* _Task data_:
########################################
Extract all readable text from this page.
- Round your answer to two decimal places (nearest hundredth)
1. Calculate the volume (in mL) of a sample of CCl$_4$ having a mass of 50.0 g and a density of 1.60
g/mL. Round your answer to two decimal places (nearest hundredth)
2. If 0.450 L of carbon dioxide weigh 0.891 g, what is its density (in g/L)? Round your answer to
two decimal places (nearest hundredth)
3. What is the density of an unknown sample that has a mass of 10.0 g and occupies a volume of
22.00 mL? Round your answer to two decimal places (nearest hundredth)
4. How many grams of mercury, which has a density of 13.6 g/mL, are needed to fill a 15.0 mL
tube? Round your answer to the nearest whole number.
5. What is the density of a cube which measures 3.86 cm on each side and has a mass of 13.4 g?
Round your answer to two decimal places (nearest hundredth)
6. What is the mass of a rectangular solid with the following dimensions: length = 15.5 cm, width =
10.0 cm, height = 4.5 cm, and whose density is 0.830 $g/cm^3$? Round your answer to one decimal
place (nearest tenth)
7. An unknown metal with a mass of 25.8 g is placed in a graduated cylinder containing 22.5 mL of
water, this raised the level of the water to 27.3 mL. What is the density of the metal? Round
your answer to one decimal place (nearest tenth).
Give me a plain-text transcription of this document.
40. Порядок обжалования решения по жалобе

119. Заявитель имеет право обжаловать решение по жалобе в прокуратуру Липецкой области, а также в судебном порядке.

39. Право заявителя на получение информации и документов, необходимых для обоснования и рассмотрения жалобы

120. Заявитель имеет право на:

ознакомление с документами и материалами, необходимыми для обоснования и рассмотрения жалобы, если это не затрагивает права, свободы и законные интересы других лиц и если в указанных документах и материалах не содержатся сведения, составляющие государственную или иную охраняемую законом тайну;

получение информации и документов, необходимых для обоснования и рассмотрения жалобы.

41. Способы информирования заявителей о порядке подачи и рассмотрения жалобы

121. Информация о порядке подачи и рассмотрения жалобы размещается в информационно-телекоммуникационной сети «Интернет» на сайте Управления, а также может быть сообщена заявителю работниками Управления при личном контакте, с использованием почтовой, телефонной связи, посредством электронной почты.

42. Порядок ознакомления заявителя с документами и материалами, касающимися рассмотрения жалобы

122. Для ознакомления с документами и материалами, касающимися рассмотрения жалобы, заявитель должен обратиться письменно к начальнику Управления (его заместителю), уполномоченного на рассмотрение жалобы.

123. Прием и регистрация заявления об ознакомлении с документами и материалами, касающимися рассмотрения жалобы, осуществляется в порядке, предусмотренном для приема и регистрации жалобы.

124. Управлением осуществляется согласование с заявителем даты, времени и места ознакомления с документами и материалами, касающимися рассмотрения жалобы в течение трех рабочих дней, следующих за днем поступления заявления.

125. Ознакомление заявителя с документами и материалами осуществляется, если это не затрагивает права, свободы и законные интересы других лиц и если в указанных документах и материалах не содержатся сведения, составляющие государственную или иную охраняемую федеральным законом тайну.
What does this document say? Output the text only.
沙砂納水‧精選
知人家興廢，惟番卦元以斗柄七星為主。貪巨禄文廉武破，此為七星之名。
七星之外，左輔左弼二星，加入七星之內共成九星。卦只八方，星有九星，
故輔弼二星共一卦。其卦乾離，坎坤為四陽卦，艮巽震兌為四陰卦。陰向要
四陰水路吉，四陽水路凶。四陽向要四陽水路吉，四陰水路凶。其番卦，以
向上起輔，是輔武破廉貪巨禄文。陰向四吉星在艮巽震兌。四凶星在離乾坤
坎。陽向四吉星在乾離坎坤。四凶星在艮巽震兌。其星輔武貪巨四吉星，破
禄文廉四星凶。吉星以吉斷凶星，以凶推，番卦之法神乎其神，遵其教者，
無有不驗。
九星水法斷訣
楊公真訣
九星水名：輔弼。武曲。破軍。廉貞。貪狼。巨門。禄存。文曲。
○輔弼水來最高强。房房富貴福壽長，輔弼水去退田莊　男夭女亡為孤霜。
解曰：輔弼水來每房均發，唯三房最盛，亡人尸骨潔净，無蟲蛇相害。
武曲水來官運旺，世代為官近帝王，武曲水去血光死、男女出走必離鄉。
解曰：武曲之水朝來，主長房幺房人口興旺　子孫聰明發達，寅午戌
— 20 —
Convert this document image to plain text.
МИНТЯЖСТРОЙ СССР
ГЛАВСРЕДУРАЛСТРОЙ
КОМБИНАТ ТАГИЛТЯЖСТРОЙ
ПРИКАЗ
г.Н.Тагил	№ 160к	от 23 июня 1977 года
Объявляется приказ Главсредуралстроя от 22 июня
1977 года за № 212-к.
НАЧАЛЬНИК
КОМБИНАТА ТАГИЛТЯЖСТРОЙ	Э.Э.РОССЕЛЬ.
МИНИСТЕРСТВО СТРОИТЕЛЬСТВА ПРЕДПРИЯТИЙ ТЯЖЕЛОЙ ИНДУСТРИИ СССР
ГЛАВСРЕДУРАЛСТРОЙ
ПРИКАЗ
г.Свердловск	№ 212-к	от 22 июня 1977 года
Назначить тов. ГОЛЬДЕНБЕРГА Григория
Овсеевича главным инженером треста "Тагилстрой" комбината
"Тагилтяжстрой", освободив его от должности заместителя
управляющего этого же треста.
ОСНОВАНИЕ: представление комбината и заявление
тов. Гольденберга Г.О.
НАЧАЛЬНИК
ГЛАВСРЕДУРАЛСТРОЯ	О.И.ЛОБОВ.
########################################
* _Exercise_:
Say how many lines of the data include the word "охраняемую". Respond with the number alone.

* _Result for this task_:
2